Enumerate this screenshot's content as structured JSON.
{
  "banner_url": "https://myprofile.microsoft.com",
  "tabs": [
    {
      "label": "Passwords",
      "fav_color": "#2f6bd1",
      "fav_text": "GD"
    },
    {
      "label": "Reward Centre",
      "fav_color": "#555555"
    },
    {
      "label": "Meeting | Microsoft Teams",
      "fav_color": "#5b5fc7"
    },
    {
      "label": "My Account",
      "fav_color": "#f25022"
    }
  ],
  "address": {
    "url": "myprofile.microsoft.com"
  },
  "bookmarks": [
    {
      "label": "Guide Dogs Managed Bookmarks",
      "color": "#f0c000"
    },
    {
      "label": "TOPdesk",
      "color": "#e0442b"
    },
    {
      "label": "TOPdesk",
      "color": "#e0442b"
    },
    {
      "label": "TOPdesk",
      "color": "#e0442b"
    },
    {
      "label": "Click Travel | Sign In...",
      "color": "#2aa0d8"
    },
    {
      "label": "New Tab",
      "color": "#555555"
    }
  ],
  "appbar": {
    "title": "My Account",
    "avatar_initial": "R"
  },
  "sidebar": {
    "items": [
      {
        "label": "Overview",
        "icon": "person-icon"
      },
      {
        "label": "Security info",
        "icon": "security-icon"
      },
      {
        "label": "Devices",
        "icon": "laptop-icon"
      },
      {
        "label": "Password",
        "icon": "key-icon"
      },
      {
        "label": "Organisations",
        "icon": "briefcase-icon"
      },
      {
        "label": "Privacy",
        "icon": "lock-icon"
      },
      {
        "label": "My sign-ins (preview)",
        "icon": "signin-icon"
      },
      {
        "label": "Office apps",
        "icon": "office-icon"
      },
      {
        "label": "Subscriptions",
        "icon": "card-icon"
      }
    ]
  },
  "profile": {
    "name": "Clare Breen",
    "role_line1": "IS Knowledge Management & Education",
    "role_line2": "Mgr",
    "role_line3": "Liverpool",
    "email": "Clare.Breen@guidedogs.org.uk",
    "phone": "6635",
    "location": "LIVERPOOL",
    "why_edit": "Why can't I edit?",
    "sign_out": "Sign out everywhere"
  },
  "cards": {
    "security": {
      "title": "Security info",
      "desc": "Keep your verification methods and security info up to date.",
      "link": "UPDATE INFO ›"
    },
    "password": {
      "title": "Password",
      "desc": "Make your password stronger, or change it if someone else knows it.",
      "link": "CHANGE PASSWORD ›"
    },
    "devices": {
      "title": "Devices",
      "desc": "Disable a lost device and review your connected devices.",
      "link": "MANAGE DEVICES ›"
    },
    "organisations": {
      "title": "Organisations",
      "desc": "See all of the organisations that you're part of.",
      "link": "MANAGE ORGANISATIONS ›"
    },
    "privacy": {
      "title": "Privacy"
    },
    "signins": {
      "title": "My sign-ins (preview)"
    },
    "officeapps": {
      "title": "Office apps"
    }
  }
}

» Requirement
Write out the records above again, keeping each one identical to the original.

» Exercise response
Enumerate this screenshot's content as structured JSON.
{
  "banner_url": "https://myprofile.microsoft.com",
  "tabs": [
    {
      "label": "Passwords",
      "fav_color": "#2f6bd1",
      "fav_text": "GD"
    },
    {
      "label": "Reward Centre",
      "fav_color": "#555555"
    },
    {
      "label": "Meeting | Microsoft Teams",
      "fav_color": "#5b5fc7"
    },
    {
      "label": "My Account",
      "fav_color": "#f25022"
    }
  ],
  "address": {
    "url": "myprofile.microsoft.com"
  },
  "bookmarks": [
    {
      "label": "Guide Dogs Managed Bookmarks",
      "color": "#f0c000"
    },
    {
      "label": "TOPdesk",
      "color": "#e0442b"
    },
    {
      "label": "TOPdesk",
      "color": "#e0442b"
    },
    {
      "label": "TOPdesk",
      "color": "#e0442b"
    },
    {
      "label": "Click Travel | Sign In...",
      "color": "#2aa0d8"
    },
    {
      "label": "New Tab",
      "color": "#555555"
    }
  ],
  "appbar": {
    "title": "My Account",
    "avatar_initial": "R"
  },
  "sidebar": {
    "items": [
      {
        "label": "Overview",
        "icon": "person-icon"
      },
      {
        "label": "Security info",
        "icon": "security-icon"
      },
      {
        "label": "Devices",
        "icon": "laptop-icon"
      },
      {
        "label": "Password",
        "icon": "key-icon"
      },
      {
        "label": "Organisations",
        "icon": "briefcase-icon"
      },
      {
        "label": "Privacy",
        "icon": "lock-icon"
      },
      {
        "label": "My sign-ins (preview)",
        "icon": "signin-icon"
      },
      {
        "label": "Office apps",
        "icon": "office-icon"
      },
      {
        "label": "Subscriptions",
        "icon": "card-icon"
      }
    ]
  },
  "profile": {
    "name": "Clare Breen",
    "role_line1": "IS Knowledge Management & Education",
    "role_line2": "Mgr",
    "role_line3": "Liverpool",
    "email": "Clare.Breen@guidedogs.org.uk",
    "phone": "6635",
    "location": "LIVERPOOL",
    "why_edit": "Why can't I edit?",
    "sign_out": "Sign out everywhere"
  },
  "cards": {
    "security": {
      "title": "Security info",
      "desc": "Keep your verification methods and security info up to date.",
      "link": "UPDATE INFO ›"
    },
    "password": {
      "title": "Password",
      "desc": "Make your password stronger, or change it if someone else knows it.",
      "link": "CHANGE PASSWORD ›"
    },
    "devices": {
      "title": "Devices",
      "desc": "Disable a lost device and review your connected devices.",
      "link": "MANAGE DEVICES ›"
    },
    "organisations": {
      "title": "Organisations",
      "desc": "See all of the organisations that you're part of.",
      "link": "MANAGE ORGANISATIONS ›"
    },
    "privacy": {
      "title": "Privacy"
    },
    "signins": {
      "title": "My sign-ins (preview)"
    },
    "officeapps": {
      "title": "Office apps"
    }
  }
}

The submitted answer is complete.